* _Entries supplied_:
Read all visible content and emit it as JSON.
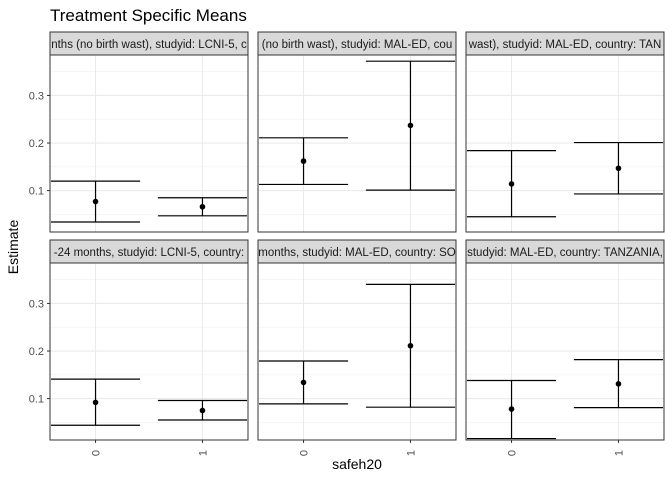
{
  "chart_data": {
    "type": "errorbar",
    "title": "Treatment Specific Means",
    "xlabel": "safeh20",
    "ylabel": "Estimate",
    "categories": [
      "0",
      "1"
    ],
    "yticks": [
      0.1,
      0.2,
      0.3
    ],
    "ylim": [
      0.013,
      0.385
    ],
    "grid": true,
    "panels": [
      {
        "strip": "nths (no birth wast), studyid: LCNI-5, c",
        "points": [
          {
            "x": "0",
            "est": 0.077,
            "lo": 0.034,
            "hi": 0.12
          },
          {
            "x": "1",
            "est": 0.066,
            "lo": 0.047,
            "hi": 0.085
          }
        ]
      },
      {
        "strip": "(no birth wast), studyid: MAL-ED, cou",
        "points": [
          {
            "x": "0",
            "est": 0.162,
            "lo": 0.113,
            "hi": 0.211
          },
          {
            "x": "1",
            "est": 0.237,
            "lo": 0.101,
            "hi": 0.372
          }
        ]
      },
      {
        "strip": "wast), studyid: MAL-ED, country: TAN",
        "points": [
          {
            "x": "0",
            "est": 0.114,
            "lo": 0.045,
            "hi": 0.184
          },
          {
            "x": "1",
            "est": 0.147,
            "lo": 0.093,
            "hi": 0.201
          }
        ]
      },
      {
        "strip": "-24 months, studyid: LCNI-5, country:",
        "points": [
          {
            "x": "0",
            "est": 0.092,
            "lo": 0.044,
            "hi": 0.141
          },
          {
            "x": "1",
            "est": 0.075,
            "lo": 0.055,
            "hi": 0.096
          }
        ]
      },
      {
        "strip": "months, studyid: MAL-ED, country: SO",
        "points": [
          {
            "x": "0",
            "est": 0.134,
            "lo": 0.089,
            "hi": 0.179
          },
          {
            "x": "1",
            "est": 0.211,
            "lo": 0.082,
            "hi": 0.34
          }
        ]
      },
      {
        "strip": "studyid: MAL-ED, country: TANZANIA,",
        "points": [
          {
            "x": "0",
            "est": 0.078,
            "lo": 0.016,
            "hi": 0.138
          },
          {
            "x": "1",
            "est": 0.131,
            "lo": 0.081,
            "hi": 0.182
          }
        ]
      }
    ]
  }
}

* * *

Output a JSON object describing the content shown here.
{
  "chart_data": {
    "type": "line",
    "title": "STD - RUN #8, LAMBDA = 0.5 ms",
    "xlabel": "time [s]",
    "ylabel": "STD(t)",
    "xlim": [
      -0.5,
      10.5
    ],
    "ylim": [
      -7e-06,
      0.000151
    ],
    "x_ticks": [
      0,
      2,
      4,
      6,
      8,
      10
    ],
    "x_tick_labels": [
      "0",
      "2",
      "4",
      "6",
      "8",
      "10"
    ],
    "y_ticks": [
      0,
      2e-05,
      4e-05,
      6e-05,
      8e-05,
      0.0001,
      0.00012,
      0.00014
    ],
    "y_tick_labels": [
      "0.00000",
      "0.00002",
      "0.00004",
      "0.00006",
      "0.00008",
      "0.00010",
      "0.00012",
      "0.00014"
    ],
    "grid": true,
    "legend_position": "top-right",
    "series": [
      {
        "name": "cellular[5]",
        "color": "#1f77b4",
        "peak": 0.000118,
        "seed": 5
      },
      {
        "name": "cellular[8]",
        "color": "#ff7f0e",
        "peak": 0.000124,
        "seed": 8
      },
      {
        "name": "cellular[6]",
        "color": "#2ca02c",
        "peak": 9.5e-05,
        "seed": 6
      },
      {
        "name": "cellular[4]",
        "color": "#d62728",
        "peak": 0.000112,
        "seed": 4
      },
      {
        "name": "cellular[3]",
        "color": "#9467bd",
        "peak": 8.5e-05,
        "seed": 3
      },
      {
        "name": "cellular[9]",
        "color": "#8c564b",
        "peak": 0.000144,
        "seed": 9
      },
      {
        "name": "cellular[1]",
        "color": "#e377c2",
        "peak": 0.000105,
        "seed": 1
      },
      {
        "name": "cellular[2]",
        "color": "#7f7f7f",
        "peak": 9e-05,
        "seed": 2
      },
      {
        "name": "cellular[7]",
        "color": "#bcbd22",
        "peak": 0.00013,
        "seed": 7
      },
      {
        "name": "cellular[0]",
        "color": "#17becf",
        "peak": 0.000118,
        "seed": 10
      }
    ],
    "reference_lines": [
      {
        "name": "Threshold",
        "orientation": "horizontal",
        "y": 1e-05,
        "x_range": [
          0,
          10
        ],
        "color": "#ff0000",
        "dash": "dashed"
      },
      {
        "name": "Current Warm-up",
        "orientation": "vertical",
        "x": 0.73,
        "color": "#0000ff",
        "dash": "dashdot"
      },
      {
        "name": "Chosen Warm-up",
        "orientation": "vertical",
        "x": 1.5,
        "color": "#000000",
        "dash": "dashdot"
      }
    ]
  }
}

---

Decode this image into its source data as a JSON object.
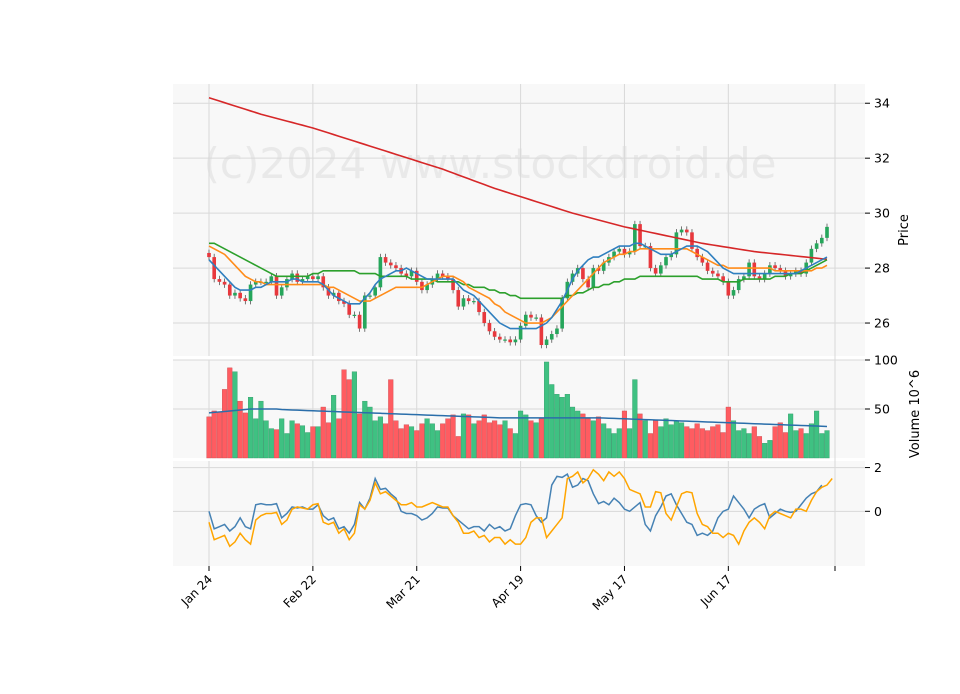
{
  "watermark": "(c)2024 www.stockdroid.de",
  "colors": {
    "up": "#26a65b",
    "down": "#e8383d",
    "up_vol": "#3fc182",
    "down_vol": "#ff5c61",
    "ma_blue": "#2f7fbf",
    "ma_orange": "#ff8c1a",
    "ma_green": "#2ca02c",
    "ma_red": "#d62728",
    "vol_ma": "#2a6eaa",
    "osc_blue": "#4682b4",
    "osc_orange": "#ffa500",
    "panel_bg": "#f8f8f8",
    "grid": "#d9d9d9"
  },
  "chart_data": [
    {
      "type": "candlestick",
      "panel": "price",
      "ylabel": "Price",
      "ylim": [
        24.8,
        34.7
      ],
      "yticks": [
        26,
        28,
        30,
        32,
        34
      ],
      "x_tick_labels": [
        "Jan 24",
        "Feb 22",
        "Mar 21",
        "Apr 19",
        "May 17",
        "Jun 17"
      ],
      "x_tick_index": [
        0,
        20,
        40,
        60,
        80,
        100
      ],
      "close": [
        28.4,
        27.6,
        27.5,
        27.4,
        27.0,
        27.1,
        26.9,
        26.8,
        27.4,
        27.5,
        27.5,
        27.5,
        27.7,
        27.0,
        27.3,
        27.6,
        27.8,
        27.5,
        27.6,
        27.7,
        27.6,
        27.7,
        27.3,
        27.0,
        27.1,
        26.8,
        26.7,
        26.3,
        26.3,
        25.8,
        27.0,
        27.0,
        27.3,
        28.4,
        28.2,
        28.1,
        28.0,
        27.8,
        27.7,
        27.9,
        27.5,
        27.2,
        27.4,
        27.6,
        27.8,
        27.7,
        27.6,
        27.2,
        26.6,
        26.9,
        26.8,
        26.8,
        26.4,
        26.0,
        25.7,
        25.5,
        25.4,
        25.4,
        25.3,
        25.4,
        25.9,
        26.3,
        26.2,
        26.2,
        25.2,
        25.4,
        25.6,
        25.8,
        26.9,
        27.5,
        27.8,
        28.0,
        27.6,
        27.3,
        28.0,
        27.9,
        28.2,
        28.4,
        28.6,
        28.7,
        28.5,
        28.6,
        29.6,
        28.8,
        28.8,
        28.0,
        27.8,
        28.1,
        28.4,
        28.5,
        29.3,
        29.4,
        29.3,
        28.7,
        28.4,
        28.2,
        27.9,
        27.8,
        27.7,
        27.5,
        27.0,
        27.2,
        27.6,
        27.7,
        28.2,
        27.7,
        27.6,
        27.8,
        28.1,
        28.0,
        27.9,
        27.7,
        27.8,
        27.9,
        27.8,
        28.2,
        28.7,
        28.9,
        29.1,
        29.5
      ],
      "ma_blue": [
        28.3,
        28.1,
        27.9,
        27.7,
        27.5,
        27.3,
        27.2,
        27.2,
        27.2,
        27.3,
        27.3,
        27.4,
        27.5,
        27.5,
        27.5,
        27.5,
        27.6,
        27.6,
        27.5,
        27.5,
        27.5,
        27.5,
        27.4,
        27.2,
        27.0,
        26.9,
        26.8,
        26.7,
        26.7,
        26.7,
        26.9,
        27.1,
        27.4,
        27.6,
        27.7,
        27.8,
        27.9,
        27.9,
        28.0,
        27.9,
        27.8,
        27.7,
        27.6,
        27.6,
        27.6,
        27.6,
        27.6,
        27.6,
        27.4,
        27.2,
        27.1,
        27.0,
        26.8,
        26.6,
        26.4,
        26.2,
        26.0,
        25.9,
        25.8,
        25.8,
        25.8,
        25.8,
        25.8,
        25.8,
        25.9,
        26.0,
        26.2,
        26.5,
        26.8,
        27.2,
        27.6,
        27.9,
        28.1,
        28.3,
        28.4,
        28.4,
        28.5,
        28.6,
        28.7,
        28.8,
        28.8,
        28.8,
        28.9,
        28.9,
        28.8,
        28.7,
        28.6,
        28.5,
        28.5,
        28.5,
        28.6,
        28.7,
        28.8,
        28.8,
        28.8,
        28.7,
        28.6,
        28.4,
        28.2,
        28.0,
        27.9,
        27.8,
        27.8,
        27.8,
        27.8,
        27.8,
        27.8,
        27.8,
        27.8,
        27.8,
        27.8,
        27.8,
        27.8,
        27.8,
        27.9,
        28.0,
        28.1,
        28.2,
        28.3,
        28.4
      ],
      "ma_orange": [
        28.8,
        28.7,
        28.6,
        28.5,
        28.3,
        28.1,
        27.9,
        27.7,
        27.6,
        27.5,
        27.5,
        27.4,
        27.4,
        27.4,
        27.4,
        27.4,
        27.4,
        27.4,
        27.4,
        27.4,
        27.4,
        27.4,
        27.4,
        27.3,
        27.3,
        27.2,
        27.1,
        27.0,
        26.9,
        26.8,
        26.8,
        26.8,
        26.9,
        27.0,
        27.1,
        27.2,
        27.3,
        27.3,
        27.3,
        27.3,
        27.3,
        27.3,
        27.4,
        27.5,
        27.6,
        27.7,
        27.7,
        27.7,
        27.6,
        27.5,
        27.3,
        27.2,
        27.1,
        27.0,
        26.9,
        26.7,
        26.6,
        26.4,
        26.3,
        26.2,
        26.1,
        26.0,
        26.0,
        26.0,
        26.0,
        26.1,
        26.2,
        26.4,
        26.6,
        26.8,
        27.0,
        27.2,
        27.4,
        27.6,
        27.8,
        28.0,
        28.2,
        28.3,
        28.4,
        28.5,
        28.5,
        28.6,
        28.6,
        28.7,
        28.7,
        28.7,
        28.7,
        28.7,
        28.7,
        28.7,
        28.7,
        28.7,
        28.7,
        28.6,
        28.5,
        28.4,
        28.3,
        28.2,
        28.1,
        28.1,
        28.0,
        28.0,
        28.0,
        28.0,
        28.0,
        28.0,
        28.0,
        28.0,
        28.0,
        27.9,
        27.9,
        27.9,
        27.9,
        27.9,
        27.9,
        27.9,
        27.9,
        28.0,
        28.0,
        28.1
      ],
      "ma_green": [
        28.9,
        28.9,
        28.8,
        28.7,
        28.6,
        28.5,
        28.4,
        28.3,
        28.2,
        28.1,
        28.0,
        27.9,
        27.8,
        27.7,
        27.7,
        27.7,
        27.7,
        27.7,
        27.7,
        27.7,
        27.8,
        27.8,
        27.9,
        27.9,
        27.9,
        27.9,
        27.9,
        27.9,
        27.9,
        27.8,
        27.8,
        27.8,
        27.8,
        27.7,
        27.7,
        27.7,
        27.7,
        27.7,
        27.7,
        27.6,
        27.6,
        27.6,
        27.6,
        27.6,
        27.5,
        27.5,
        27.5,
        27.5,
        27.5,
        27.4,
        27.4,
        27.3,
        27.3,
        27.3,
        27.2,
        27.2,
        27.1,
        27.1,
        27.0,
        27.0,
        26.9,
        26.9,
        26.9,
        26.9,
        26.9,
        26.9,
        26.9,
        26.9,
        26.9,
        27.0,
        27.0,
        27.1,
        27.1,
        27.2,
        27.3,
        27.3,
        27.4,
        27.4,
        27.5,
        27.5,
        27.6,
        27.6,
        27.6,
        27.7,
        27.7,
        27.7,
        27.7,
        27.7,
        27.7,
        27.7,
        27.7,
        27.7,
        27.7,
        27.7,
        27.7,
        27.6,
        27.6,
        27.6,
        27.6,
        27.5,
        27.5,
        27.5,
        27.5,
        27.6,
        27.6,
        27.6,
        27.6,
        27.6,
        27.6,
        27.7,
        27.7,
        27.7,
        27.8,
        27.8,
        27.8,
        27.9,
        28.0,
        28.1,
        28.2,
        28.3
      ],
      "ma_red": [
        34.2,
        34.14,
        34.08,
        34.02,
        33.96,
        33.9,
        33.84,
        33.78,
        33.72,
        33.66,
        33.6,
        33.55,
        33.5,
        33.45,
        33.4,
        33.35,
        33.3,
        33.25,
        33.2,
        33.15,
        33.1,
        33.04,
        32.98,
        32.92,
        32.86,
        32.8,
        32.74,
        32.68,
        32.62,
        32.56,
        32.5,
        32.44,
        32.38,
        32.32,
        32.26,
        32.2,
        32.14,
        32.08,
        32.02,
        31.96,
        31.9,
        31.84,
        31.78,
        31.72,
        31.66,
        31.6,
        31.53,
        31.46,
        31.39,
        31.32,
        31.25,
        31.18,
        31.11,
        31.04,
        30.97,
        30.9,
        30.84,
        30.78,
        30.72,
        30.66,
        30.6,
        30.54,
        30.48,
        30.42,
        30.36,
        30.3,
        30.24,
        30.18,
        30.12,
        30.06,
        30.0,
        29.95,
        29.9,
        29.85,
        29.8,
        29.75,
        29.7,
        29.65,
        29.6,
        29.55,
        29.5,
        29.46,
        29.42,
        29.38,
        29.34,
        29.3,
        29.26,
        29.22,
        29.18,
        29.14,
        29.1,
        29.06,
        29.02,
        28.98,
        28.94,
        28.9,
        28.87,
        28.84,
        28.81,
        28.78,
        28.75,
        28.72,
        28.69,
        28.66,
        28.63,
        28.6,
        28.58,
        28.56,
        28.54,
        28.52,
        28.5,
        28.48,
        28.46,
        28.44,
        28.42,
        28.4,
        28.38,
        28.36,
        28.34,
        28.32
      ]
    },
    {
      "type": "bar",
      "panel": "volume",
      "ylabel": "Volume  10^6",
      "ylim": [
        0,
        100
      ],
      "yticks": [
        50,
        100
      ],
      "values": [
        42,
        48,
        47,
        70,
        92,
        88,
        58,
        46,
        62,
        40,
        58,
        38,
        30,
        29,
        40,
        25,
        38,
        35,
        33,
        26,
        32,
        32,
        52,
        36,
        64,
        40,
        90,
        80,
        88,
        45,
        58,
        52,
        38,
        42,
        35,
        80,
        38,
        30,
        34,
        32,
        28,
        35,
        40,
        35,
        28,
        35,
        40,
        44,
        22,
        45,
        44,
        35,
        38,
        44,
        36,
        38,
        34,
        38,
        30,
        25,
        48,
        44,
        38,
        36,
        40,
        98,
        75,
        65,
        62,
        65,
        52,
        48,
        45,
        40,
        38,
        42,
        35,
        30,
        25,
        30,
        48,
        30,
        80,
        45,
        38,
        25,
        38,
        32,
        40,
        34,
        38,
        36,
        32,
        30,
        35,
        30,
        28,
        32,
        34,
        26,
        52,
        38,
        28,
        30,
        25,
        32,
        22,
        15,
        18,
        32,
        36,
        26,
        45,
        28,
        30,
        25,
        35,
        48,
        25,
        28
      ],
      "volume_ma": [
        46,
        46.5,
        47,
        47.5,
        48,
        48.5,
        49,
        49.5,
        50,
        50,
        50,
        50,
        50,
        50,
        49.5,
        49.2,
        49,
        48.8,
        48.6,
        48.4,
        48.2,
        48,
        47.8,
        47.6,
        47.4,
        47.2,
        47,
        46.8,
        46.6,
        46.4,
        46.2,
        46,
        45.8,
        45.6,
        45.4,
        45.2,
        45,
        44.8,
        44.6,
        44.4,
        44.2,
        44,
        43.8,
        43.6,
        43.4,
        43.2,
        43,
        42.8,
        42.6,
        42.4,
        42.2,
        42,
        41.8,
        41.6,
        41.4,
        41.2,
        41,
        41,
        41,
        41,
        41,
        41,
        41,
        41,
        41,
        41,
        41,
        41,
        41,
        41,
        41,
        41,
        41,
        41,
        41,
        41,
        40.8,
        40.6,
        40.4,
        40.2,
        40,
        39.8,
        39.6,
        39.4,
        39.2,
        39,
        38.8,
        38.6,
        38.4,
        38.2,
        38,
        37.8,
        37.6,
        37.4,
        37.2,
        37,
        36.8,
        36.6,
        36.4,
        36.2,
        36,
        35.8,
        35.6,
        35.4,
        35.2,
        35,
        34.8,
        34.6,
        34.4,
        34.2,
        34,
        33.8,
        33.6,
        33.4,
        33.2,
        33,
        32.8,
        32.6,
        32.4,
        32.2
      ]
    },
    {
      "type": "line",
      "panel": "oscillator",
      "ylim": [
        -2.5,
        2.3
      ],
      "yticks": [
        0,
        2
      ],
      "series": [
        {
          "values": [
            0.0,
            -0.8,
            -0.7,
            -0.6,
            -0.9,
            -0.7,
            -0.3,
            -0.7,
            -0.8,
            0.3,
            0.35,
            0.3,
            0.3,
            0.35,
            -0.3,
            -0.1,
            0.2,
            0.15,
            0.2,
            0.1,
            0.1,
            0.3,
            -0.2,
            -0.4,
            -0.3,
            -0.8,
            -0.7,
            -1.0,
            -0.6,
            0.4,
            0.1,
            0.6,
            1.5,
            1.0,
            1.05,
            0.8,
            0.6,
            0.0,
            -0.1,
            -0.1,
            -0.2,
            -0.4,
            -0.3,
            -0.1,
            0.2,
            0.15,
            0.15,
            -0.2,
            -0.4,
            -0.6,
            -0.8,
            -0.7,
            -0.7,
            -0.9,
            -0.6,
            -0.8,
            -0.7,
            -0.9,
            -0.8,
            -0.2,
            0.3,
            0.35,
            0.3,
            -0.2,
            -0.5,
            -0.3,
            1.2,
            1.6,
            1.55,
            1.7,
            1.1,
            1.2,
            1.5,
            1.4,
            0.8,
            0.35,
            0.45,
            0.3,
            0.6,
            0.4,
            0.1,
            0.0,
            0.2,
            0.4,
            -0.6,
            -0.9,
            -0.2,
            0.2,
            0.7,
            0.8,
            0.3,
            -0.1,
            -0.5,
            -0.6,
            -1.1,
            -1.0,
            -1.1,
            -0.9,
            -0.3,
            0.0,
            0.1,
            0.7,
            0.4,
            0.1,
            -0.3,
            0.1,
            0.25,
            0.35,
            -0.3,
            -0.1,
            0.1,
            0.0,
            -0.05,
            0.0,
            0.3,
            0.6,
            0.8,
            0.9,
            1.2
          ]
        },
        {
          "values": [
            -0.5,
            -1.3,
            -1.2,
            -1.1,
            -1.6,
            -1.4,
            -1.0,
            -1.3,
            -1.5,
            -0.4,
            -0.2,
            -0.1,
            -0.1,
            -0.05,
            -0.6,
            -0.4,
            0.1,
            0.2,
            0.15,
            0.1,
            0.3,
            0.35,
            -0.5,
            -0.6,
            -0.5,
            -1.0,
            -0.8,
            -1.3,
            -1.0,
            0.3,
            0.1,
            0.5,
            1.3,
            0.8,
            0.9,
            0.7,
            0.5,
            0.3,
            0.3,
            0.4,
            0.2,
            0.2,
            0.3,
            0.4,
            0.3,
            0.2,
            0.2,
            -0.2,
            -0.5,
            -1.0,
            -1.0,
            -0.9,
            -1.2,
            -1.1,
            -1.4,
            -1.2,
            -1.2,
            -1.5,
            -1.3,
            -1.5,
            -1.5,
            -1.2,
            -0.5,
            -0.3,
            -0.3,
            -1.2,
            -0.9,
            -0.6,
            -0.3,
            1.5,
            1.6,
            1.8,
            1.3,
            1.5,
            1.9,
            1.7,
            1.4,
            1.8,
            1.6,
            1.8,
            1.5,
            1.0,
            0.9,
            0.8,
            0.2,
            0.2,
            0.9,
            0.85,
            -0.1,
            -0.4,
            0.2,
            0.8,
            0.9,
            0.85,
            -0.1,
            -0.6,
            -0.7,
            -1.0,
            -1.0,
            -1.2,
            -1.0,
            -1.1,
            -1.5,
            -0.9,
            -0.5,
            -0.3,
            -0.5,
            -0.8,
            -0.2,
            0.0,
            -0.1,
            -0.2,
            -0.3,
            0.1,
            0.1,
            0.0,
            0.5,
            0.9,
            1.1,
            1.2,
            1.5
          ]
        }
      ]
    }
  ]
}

* _What to do_: From the records given above, copy all lines containing "LCNI".

* _The solution_:
        "strip": "nths (no birth wast), studyid: LCNI-5, c",
        "strip": "-24 months, studyid: LCNI-5, country:",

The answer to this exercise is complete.